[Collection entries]
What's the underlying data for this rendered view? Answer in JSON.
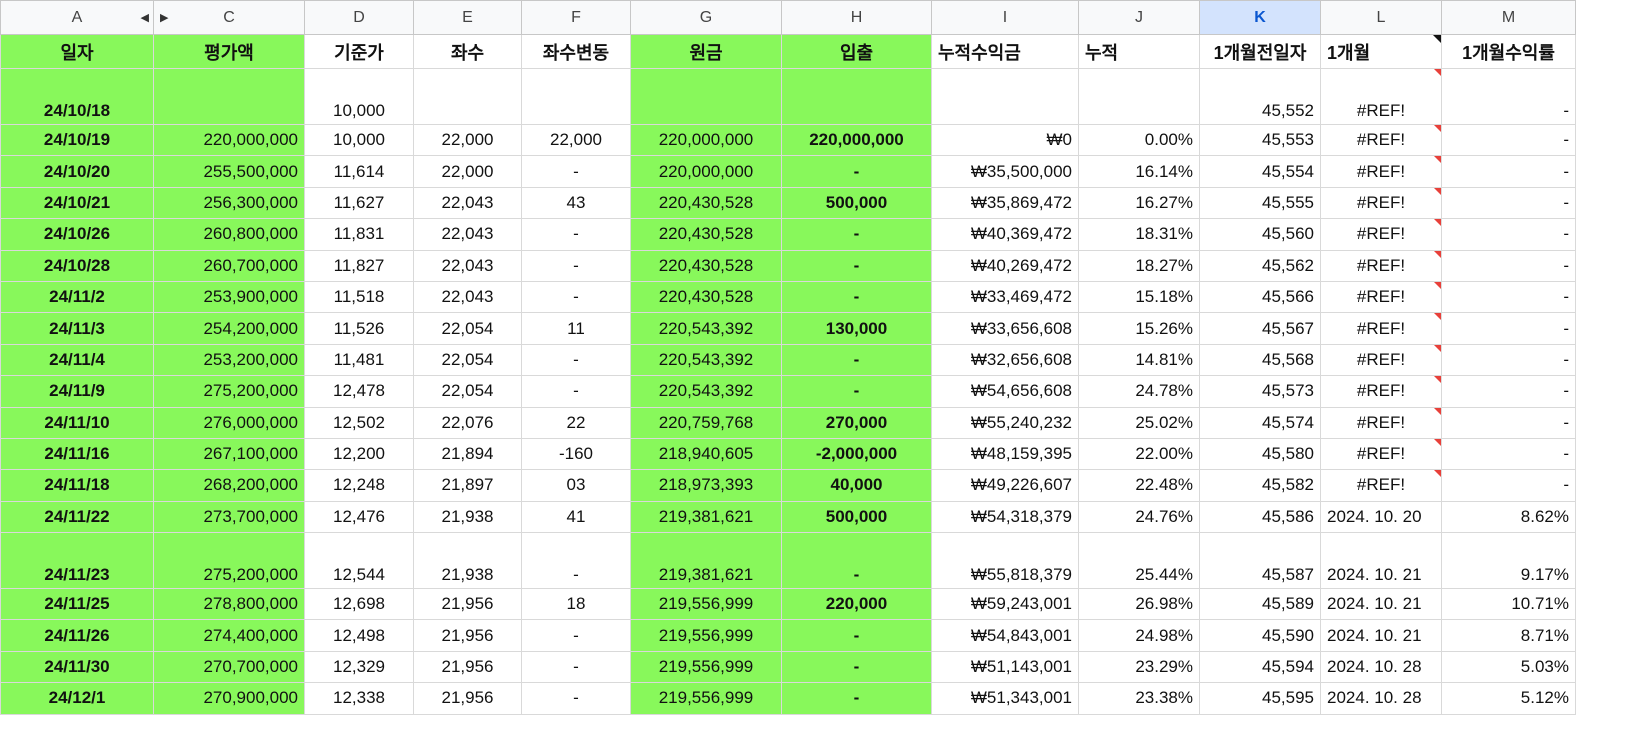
{
  "columns": [
    "A",
    "C",
    "D",
    "E",
    "F",
    "G",
    "H",
    "I",
    "J",
    "K",
    "L",
    "M"
  ],
  "active_column": "K",
  "headers": [
    "일자",
    "평가액",
    "기준가",
    "좌수",
    "좌수변동",
    "원금",
    "입출",
    "누적수익금",
    "누적",
    "1개월전일자",
    "1개월",
    "1개월수익률"
  ],
  "rows": [
    {
      "date": "24/10/18",
      "value": "",
      "nav": "10,000",
      "units": "",
      "change": "",
      "principal": "",
      "flow": "",
      "cum_profit": "",
      "cum_pct": "",
      "prev_date": "45,552",
      "month": "#REF!",
      "month_ret": "-"
    },
    {
      "date": "24/10/19",
      "value": "220,000,000",
      "nav": "10,000",
      "units": "22,000",
      "change": "22,000",
      "principal": "220,000,000",
      "flow": "220,000,000",
      "cum_profit": "₩0",
      "cum_pct": "0.00%",
      "prev_date": "45,553",
      "month": "#REF!",
      "month_ret": "-"
    },
    {
      "date": "24/10/20",
      "value": "255,500,000",
      "nav": "11,614",
      "units": "22,000",
      "change": "-",
      "principal": "220,000,000",
      "flow": "-",
      "cum_profit": "₩35,500,000",
      "cum_pct": "16.14%",
      "prev_date": "45,554",
      "month": "#REF!",
      "month_ret": "-"
    },
    {
      "date": "24/10/21",
      "value": "256,300,000",
      "nav": "11,627",
      "units": "22,043",
      "change": "43",
      "principal": "220,430,528",
      "flow": "500,000",
      "cum_profit": "₩35,869,472",
      "cum_pct": "16.27%",
      "prev_date": "45,555",
      "month": "#REF!",
      "month_ret": "-"
    },
    {
      "date": "24/10/26",
      "value": "260,800,000",
      "nav": "11,831",
      "units": "22,043",
      "change": "-",
      "principal": "220,430,528",
      "flow": "-",
      "cum_profit": "₩40,369,472",
      "cum_pct": "18.31%",
      "prev_date": "45,560",
      "month": "#REF!",
      "month_ret": "-"
    },
    {
      "date": "24/10/28",
      "value": "260,700,000",
      "nav": "11,827",
      "units": "22,043",
      "change": "-",
      "principal": "220,430,528",
      "flow": "-",
      "cum_profit": "₩40,269,472",
      "cum_pct": "18.27%",
      "prev_date": "45,562",
      "month": "#REF!",
      "month_ret": "-"
    },
    {
      "date": "24/11/2",
      "value": "253,900,000",
      "nav": "11,518",
      "units": "22,043",
      "change": "-",
      "principal": "220,430,528",
      "flow": "-",
      "cum_profit": "₩33,469,472",
      "cum_pct": "15.18%",
      "prev_date": "45,566",
      "month": "#REF!",
      "month_ret": "-"
    },
    {
      "date": "24/11/3",
      "value": "254,200,000",
      "nav": "11,526",
      "units": "22,054",
      "change": "11",
      "principal": "220,543,392",
      "flow": "130,000",
      "cum_profit": "₩33,656,608",
      "cum_pct": "15.26%",
      "prev_date": "45,567",
      "month": "#REF!",
      "month_ret": "-"
    },
    {
      "date": "24/11/4",
      "value": "253,200,000",
      "nav": "11,481",
      "units": "22,054",
      "change": "-",
      "principal": "220,543,392",
      "flow": "-",
      "cum_profit": "₩32,656,608",
      "cum_pct": "14.81%",
      "prev_date": "45,568",
      "month": "#REF!",
      "month_ret": "-"
    },
    {
      "date": "24/11/9",
      "value": "275,200,000",
      "nav": "12,478",
      "units": "22,054",
      "change": "-",
      "principal": "220,543,392",
      "flow": "-",
      "cum_profit": "₩54,656,608",
      "cum_pct": "24.78%",
      "prev_date": "45,573",
      "month": "#REF!",
      "month_ret": "-"
    },
    {
      "date": "24/11/10",
      "value": "276,000,000",
      "nav": "12,502",
      "units": "22,076",
      "change": "22",
      "principal": "220,759,768",
      "flow": "270,000",
      "cum_profit": "₩55,240,232",
      "cum_pct": "25.02%",
      "prev_date": "45,574",
      "month": "#REF!",
      "month_ret": "-"
    },
    {
      "date": "24/11/16",
      "value": "267,100,000",
      "nav": "12,200",
      "units": "21,894",
      "change": "-160",
      "principal": "218,940,605",
      "flow": "-2,000,000",
      "cum_profit": "₩48,159,395",
      "cum_pct": "22.00%",
      "prev_date": "45,580",
      "month": "#REF!",
      "month_ret": "-"
    },
    {
      "date": "24/11/18",
      "value": "268,200,000",
      "nav": "12,248",
      "units": "21,897",
      "change": "03",
      "principal": "218,973,393",
      "flow": "40,000",
      "cum_profit": "₩49,226,607",
      "cum_pct": "22.48%",
      "prev_date": "45,582",
      "month": "#REF!",
      "month_ret": "-"
    },
    {
      "date": "24/11/22",
      "value": "273,700,000",
      "nav": "12,476",
      "units": "21,938",
      "change": "41",
      "principal": "219,381,621",
      "flow": "500,000",
      "cum_profit": "₩54,318,379",
      "cum_pct": "24.76%",
      "prev_date": "45,586",
      "month": "2024. 10. 20",
      "month_ret": "8.62%"
    },
    {
      "date": "24/11/23",
      "value": "275,200,000",
      "nav": "12,544",
      "units": "21,938",
      "change": "-",
      "principal": "219,381,621",
      "flow": "-",
      "cum_profit": "₩55,818,379",
      "cum_pct": "25.44%",
      "prev_date": "45,587",
      "month": "2024. 10. 21",
      "month_ret": "9.17%"
    },
    {
      "date": "24/11/25",
      "value": "278,800,000",
      "nav": "12,698",
      "units": "21,956",
      "change": "18",
      "principal": "219,556,999",
      "flow": "220,000",
      "cum_profit": "₩59,243,001",
      "cum_pct": "26.98%",
      "prev_date": "45,589",
      "month": "2024. 10. 21",
      "month_ret": "10.71%"
    },
    {
      "date": "24/11/26",
      "value": "274,400,000",
      "nav": "12,498",
      "units": "21,956",
      "change": "-",
      "principal": "219,556,999",
      "flow": "-",
      "cum_profit": "₩54,843,001",
      "cum_pct": "24.98%",
      "prev_date": "45,590",
      "month": "2024. 10. 21",
      "month_ret": "8.71%"
    },
    {
      "date": "24/11/30",
      "value": "270,700,000",
      "nav": "12,329",
      "units": "21,956",
      "change": "-",
      "principal": "219,556,999",
      "flow": "-",
      "cum_profit": "₩51,143,001",
      "cum_pct": "23.29%",
      "prev_date": "45,594",
      "month": "2024. 10. 28",
      "month_ret": "5.03%"
    },
    {
      "date": "24/12/1",
      "value": "270,900,000",
      "nav": "12,338",
      "units": "21,956",
      "change": "-",
      "principal": "219,556,999",
      "flow": "-",
      "cum_profit": "₩51,343,001",
      "cum_pct": "23.38%",
      "prev_date": "45,595",
      "month": "2024. 10. 28",
      "month_ret": "5.12%"
    }
  ],
  "colors": {
    "green_fill": "#88f85b",
    "active_header": "#d3e3fd",
    "note_marker": "#e8403a"
  },
  "icons": {
    "hidden_columns_left": "triangle-left-icon",
    "hidden_columns_right": "triangle-right-icon"
  }
}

◆ PROBLEM DETAILS:
Reproduce the data above in full, exactly as it is, with the pictures left out.

◆ EXERCISE RESULT:
What's the underlying data for this rendered view? Answer in JSON.
{
  "columns": [
    "A",
    "C",
    "D",
    "E",
    "F",
    "G",
    "H",
    "I",
    "J",
    "K",
    "L",
    "M"
  ],
  "active_column": "K",
  "headers": [
    "일자",
    "평가액",
    "기준가",
    "좌수",
    "좌수변동",
    "원금",
    "입출",
    "누적수익금",
    "누적",
    "1개월전일자",
    "1개월",
    "1개월수익률"
  ],
  "rows": [
    {
      "date": "24/10/18",
      "value": "",
      "nav": "10,000",
      "units": "",
      "change": "",
      "principal": "",
      "flow": "",
      "cum_profit": "",
      "cum_pct": "",
      "prev_date": "45,552",
      "month": "#REF!",
      "month_ret": "-"
    },
    {
      "date": "24/10/19",
      "value": "220,000,000",
      "nav": "10,000",
      "units": "22,000",
      "change": "22,000",
      "principal": "220,000,000",
      "flow": "220,000,000",
      "cum_profit": "₩0",
      "cum_pct": "0.00%",
      "prev_date": "45,553",
      "month": "#REF!",
      "month_ret": "-"
    },
    {
      "date": "24/10/20",
      "value": "255,500,000",
      "nav": "11,614",
      "units": "22,000",
      "change": "-",
      "principal": "220,000,000",
      "flow": "-",
      "cum_profit": "₩35,500,000",
      "cum_pct": "16.14%",
      "prev_date": "45,554",
      "month": "#REF!",
      "month_ret": "-"
    },
    {
      "date": "24/10/21",
      "value": "256,300,000",
      "nav": "11,627",
      "units": "22,043",
      "change": "43",
      "principal": "220,430,528",
      "flow": "500,000",
      "cum_profit": "₩35,869,472",
      "cum_pct": "16.27%",
      "prev_date": "45,555",
      "month": "#REF!",
      "month_ret": "-"
    },
    {
      "date": "24/10/26",
      "value": "260,800,000",
      "nav": "11,831",
      "units": "22,043",
      "change": "-",
      "principal": "220,430,528",
      "flow": "-",
      "cum_profit": "₩40,369,472",
      "cum_pct": "18.31%",
      "prev_date": "45,560",
      "month": "#REF!",
      "month_ret": "-"
    },
    {
      "date": "24/10/28",
      "value": "260,700,000",
      "nav": "11,827",
      "units": "22,043",
      "change": "-",
      "principal": "220,430,528",
      "flow": "-",
      "cum_profit": "₩40,269,472",
      "cum_pct": "18.27%",
      "prev_date": "45,562",
      "month": "#REF!",
      "month_ret": "-"
    },
    {
      "date": "24/11/2",
      "value": "253,900,000",
      "nav": "11,518",
      "units": "22,043",
      "change": "-",
      "principal": "220,430,528",
      "flow": "-",
      "cum_profit": "₩33,469,472",
      "cum_pct": "15.18%",
      "prev_date": "45,566",
      "month": "#REF!",
      "month_ret": "-"
    },
    {
      "date": "24/11/3",
      "value": "254,200,000",
      "nav": "11,526",
      "units": "22,054",
      "change": "11",
      "principal": "220,543,392",
      "flow": "130,000",
      "cum_profit": "₩33,656,608",
      "cum_pct": "15.26%",
      "prev_date": "45,567",
      "month": "#REF!",
      "month_ret": "-"
    },
    {
      "date": "24/11/4",
      "value": "253,200,000",
      "nav": "11,481",
      "units": "22,054",
      "change": "-",
      "principal": "220,543,392",
      "flow": "-",
      "cum_profit": "₩32,656,608",
      "cum_pct": "14.81%",
      "prev_date": "45,568",
      "month": "#REF!",
      "month_ret": "-"
    },
    {
      "date": "24/11/9",
      "value": "275,200,000",
      "nav": "12,478",
      "units": "22,054",
      "change": "-",
      "principal": "220,543,392",
      "flow": "-",
      "cum_profit": "₩54,656,608",
      "cum_pct": "24.78%",
      "prev_date": "45,573",
      "month": "#REF!",
      "month_ret": "-"
    },
    {
      "date": "24/11/10",
      "value": "276,000,000",
      "nav": "12,502",
      "units": "22,076",
      "change": "22",
      "principal": "220,759,768",
      "flow": "270,000",
      "cum_profit": "₩55,240,232",
      "cum_pct": "25.02%",
      "prev_date": "45,574",
      "month": "#REF!",
      "month_ret": "-"
    },
    {
      "date": "24/11/16",
      "value": "267,100,000",
      "nav": "12,200",
      "units": "21,894",
      "change": "-160",
      "principal": "218,940,605",
      "flow": "-2,000,000",
      "cum_profit": "₩48,159,395",
      "cum_pct": "22.00%",
      "prev_date": "45,580",
      "month": "#REF!",
      "month_ret": "-"
    },
    {
      "date": "24/11/18",
      "value": "268,200,000",
      "nav": "12,248",
      "units": "21,897",
      "change": "03",
      "principal": "218,973,393",
      "flow": "40,000",
      "cum_profit": "₩49,226,607",
      "cum_pct": "22.48%",
      "prev_date": "45,582",
      "month": "#REF!",
      "month_ret": "-"
    },
    {
      "date": "24/11/22",
      "value": "273,700,000",
      "nav": "12,476",
      "units": "21,938",
      "change": "41",
      "principal": "219,381,621",
      "flow": "500,000",
      "cum_profit": "₩54,318,379",
      "cum_pct": "24.76%",
      "prev_date": "45,586",
      "month": "2024. 10. 20",
      "month_ret": "8.62%"
    },
    {
      "date": "24/11/23",
      "value": "275,200,000",
      "nav": "12,544",
      "units": "21,938",
      "change": "-",
      "principal": "219,381,621",
      "flow": "-",
      "cum_profit": "₩55,818,379",
      "cum_pct": "25.44%",
      "prev_date": "45,587",
      "month": "2024. 10. 21",
      "month_ret": "9.17%"
    },
    {
      "date": "24/11/25",
      "value": "278,800,000",
      "nav": "12,698",
      "units": "21,956",
      "change": "18",
      "principal": "219,556,999",
      "flow": "220,000",
      "cum_profit": "₩59,243,001",
      "cum_pct": "26.98%",
      "prev_date": "45,589",
      "month": "2024. 10. 21",
      "month_ret": "10.71%"
    },
    {
      "date": "24/11/26",
      "value": "274,400,000",
      "nav": "12,498",
      "units": "21,956",
      "change": "-",
      "principal": "219,556,999",
      "flow": "-",
      "cum_profit": "₩54,843,001",
      "cum_pct": "24.98%",
      "prev_date": "45,590",
      "month": "2024. 10. 21",
      "month_ret": "8.71%"
    },
    {
      "date": "24/11/30",
      "value": "270,700,000",
      "nav": "12,329",
      "units": "21,956",
      "change": "-",
      "principal": "219,556,999",
      "flow": "-",
      "cum_profit": "₩51,143,001",
      "cum_pct": "23.29%",
      "prev_date": "45,594",
      "month": "2024. 10. 28",
      "month_ret": "5.03%"
    },
    {
      "date": "24/12/1",
      "value": "270,900,000",
      "nav": "12,338",
      "units": "21,956",
      "change": "-",
      "principal": "219,556,999",
      "flow": "-",
      "cum_profit": "₩51,343,001",
      "cum_pct": "23.38%",
      "prev_date": "45,595",
      "month": "2024. 10. 28",
      "month_ret": "5.12%"
    }
  ],
  "colors": {
    "green_fill": "#88f85b",
    "active_header": "#d3e3fd",
    "note_marker": "#e8403a"
  },
  "icons": {
    "hidden_columns_left": "triangle-left-icon",
    "hidden_columns_right": "triangle-right-icon"
  }
}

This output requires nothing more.